■ Exercise details ■
Update the material below by changing every "Circle shape" to "Circle". Leave everything else untouched.

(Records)
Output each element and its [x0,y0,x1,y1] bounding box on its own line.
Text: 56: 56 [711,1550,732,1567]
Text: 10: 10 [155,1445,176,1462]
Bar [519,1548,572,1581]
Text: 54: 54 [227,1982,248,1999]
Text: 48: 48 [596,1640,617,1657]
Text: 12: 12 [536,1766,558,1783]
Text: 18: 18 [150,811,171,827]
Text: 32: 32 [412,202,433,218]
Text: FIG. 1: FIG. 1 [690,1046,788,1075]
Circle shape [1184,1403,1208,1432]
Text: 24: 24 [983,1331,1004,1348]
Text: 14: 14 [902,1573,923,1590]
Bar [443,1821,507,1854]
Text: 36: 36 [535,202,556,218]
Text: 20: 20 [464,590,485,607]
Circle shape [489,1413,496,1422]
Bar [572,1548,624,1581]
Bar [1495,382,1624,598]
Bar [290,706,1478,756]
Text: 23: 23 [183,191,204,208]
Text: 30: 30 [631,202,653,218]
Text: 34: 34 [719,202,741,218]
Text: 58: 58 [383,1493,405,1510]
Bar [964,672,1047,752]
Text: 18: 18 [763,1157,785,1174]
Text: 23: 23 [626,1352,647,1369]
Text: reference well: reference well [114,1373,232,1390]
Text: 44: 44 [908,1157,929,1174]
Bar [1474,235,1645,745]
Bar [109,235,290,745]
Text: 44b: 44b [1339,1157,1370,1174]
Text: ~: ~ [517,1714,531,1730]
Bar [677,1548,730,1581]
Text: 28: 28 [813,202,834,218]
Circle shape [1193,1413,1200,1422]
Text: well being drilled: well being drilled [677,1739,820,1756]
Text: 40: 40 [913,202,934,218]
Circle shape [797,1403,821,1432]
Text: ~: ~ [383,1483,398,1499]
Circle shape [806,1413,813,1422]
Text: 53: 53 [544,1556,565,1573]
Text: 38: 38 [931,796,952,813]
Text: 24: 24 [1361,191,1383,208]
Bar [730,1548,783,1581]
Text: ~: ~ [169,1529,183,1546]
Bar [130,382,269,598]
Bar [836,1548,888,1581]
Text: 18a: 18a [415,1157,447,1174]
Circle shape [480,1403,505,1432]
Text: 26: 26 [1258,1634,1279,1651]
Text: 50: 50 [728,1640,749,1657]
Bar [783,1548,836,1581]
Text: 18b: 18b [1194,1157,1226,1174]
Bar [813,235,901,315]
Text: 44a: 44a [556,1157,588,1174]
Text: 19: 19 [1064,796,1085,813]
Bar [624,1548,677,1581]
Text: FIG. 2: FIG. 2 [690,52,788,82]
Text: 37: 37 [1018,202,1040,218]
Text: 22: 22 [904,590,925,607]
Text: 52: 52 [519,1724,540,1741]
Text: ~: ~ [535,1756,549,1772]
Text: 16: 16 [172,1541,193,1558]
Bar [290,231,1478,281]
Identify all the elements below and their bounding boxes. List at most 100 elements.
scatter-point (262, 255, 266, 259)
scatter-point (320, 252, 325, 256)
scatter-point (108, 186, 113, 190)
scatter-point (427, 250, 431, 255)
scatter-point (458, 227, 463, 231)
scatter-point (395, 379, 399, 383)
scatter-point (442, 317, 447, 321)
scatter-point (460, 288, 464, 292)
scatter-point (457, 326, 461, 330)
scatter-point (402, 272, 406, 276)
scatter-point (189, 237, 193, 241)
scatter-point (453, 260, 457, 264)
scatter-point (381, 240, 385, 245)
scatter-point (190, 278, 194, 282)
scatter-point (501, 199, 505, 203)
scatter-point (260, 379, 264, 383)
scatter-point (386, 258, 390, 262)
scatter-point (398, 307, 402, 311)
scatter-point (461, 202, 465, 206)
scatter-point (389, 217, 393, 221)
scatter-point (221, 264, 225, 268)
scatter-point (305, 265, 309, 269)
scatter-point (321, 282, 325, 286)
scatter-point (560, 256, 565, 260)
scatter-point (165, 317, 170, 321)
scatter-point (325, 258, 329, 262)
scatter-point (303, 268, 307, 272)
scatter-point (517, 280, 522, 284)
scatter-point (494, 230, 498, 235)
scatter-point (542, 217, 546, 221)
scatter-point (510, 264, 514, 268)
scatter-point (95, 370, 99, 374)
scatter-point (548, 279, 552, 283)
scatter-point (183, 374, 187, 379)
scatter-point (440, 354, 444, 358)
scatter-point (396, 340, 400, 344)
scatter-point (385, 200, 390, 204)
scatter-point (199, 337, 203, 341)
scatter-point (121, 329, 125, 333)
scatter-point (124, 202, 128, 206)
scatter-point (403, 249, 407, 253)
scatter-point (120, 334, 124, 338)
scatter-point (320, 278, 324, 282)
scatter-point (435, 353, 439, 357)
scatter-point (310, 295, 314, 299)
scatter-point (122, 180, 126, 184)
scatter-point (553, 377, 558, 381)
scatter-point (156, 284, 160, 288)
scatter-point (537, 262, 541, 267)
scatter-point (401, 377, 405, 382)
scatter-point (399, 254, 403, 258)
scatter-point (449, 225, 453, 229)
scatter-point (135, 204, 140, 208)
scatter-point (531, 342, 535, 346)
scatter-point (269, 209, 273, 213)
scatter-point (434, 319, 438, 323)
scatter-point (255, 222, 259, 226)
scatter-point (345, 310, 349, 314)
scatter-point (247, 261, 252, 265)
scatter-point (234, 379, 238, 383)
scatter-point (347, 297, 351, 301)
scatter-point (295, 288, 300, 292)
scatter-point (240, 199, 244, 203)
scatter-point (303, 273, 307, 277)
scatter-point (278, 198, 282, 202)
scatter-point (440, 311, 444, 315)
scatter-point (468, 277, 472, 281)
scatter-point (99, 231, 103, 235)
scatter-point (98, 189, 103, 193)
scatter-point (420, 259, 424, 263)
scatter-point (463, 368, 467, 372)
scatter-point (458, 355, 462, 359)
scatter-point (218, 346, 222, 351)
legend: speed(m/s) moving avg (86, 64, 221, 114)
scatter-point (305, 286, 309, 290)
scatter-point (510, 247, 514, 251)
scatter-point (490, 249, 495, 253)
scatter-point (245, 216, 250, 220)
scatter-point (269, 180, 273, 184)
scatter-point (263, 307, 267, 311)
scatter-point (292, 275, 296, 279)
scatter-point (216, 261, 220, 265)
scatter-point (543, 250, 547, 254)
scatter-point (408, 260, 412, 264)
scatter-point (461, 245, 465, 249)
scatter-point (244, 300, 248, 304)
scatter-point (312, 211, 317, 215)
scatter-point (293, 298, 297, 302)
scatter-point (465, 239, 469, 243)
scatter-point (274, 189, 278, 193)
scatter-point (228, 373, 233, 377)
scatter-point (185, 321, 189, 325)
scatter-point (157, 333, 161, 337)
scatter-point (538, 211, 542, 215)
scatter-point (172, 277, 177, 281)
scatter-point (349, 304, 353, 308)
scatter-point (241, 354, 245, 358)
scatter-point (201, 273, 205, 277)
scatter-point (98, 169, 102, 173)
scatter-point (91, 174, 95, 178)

■ Full answer ■
Output each element and its [x0,y0,x1,y1] bounding box on its own line.
Text: 56: 56 [711,1550,732,1567]
Text: 10: 10 [155,1445,176,1462]
Bar [519,1548,572,1581]
Text: 54: 54 [227,1982,248,1999]
Text: 48: 48 [596,1640,617,1657]
Text: 12: 12 [536,1766,558,1783]
Text: 18: 18 [150,811,171,827]
Text: 32: 32 [412,202,433,218]
Text: FIG. 1: FIG. 1 [690,1046,788,1075]
Circle [1184,1403,1208,1432]
Text: 24: 24 [983,1331,1004,1348]
Text: 14: 14 [902,1573,923,1590]
Bar [443,1821,507,1854]
Text: 36: 36 [535,202,556,218]
Text: 20: 20 [464,590,485,607]
Circle [489,1413,496,1422]
Bar [572,1548,624,1581]
Bar [1495,382,1624,598]
Bar [290,706,1478,756]
Text: 23: 23 [183,191,204,208]
Text: 30: 30 [631,202,653,218]
Text: 34: 34 [719,202,741,218]
Text: 58: 58 [383,1493,405,1510]
Bar [964,672,1047,752]
Text: 18: 18 [763,1157,785,1174]
Text: 23: 23 [626,1352,647,1369]
Text: reference well: reference well [114,1373,232,1390]
Text: 44: 44 [908,1157,929,1174]
Bar [1474,235,1645,745]
Bar [109,235,290,745]
Text: 44b: 44b [1339,1157,1370,1174]
Text: ~: ~ [517,1714,531,1730]
Bar [677,1548,730,1581]
Text: 28: 28 [813,202,834,218]
Circle [1193,1413,1200,1422]
Text: well being drilled: well being drilled [677,1739,820,1756]
Text: 40: 40 [913,202,934,218]
Circle [797,1403,821,1432]
Text: ~: ~ [383,1483,398,1499]
Circle [806,1413,813,1422]
Text: 53: 53 [544,1556,565,1573]
Text: 38: 38 [931,796,952,813]
Text: 24: 24 [1361,191,1383,208]
Bar [730,1548,783,1581]
Text: ~: ~ [169,1529,183,1546]
Bar [130,382,269,598]
Bar [836,1548,888,1581]
Text: 18a: 18a [415,1157,447,1174]
Circle [480,1403,505,1432]
Text: 26: 26 [1258,1634,1279,1651]
Text: 50: 50 [728,1640,749,1657]
Bar [783,1548,836,1581]
Text: 18b: 18b [1194,1157,1226,1174]
Bar [813,235,901,315]
Text: 44a: 44a [556,1157,588,1174]
Text: 19: 19 [1064,796,1085,813]
Bar [624,1548,677,1581]
Text: FIG. 2: FIG. 2 [690,52,788,82]
Text: 37: 37 [1018,202,1040,218]
Text: 22: 22 [904,590,925,607]
Text: 52: 52 [519,1724,540,1741]
Text: ~: ~ [535,1756,549,1772]
Text: 16: 16 [172,1541,193,1558]
Bar [290,231,1478,281]
Identify all the elements below and their bounding boxes. List at most 100 elements.
scatter-point (262, 255, 266, 259)
scatter-point (320, 252, 325, 256)
scatter-point (108, 186, 113, 190)
scatter-point (427, 250, 431, 255)
scatter-point (458, 227, 463, 231)
scatter-point (395, 379, 399, 383)
scatter-point (442, 317, 447, 321)
scatter-point (460, 288, 464, 292)
scatter-point (457, 326, 461, 330)
scatter-point (402, 272, 406, 276)
scatter-point (189, 237, 193, 241)
scatter-point (453, 260, 457, 264)
scatter-point (381, 240, 385, 245)
scatter-point (190, 278, 194, 282)
scatter-point (501, 199, 505, 203)
scatter-point (260, 379, 264, 383)
scatter-point (386, 258, 390, 262)
scatter-point (398, 307, 402, 311)
scatter-point (461, 202, 465, 206)
scatter-point (389, 217, 393, 221)
scatter-point (221, 264, 225, 268)
scatter-point (305, 265, 309, 269)
scatter-point (321, 282, 325, 286)
scatter-point (560, 256, 565, 260)
scatter-point (165, 317, 170, 321)
scatter-point (325, 258, 329, 262)
scatter-point (303, 268, 307, 272)
scatter-point (517, 280, 522, 284)
scatter-point (494, 230, 498, 235)
scatter-point (542, 217, 546, 221)
scatter-point (510, 264, 514, 268)
scatter-point (95, 370, 99, 374)
scatter-point (548, 279, 552, 283)
scatter-point (183, 374, 187, 379)
scatter-point (440, 354, 444, 358)
scatter-point (396, 340, 400, 344)
scatter-point (385, 200, 390, 204)
scatter-point (199, 337, 203, 341)
scatter-point (121, 329, 125, 333)
scatter-point (124, 202, 128, 206)
scatter-point (403, 249, 407, 253)
scatter-point (120, 334, 124, 338)
scatter-point (320, 278, 324, 282)
scatter-point (435, 353, 439, 357)
scatter-point (310, 295, 314, 299)
scatter-point (122, 180, 126, 184)
scatter-point (553, 377, 558, 381)
scatter-point (156, 284, 160, 288)
scatter-point (537, 262, 541, 267)
scatter-point (401, 377, 405, 382)
scatter-point (399, 254, 403, 258)
scatter-point (449, 225, 453, 229)
scatter-point (135, 204, 140, 208)
scatter-point (531, 342, 535, 346)
scatter-point (269, 209, 273, 213)
scatter-point (434, 319, 438, 323)
scatter-point (255, 222, 259, 226)
scatter-point (345, 310, 349, 314)
scatter-point (247, 261, 252, 265)
scatter-point (234, 379, 238, 383)
scatter-point (347, 297, 351, 301)
scatter-point (295, 288, 300, 292)
scatter-point (240, 199, 244, 203)
scatter-point (303, 273, 307, 277)
scatter-point (278, 198, 282, 202)
scatter-point (440, 311, 444, 315)
scatter-point (468, 277, 472, 281)
scatter-point (99, 231, 103, 235)
scatter-point (98, 189, 103, 193)
scatter-point (420, 259, 424, 263)
scatter-point (463, 368, 467, 372)
scatter-point (458, 355, 462, 359)
scatter-point (218, 346, 222, 351)
legend: speed(m/s) moving avg (86, 64, 221, 114)
scatter-point (305, 286, 309, 290)
scatter-point (510, 247, 514, 251)
scatter-point (490, 249, 495, 253)
scatter-point (245, 216, 250, 220)
scatter-point (269, 180, 273, 184)
scatter-point (263, 307, 267, 311)
scatter-point (292, 275, 296, 279)
scatter-point (216, 261, 220, 265)
scatter-point (543, 250, 547, 254)
scatter-point (408, 260, 412, 264)
scatter-point (461, 245, 465, 249)
scatter-point (244, 300, 248, 304)
scatter-point (312, 211, 317, 215)
scatter-point (293, 298, 297, 302)
scatter-point (465, 239, 469, 243)
scatter-point (274, 189, 278, 193)
scatter-point (228, 373, 233, 377)
scatter-point (185, 321, 189, 325)
scatter-point (157, 333, 161, 337)
scatter-point (538, 211, 542, 215)
scatter-point (172, 277, 177, 281)
scatter-point (349, 304, 353, 308)
scatter-point (241, 354, 245, 358)
scatter-point (201, 273, 205, 277)
scatter-point (98, 169, 102, 173)
scatter-point (91, 174, 95, 178)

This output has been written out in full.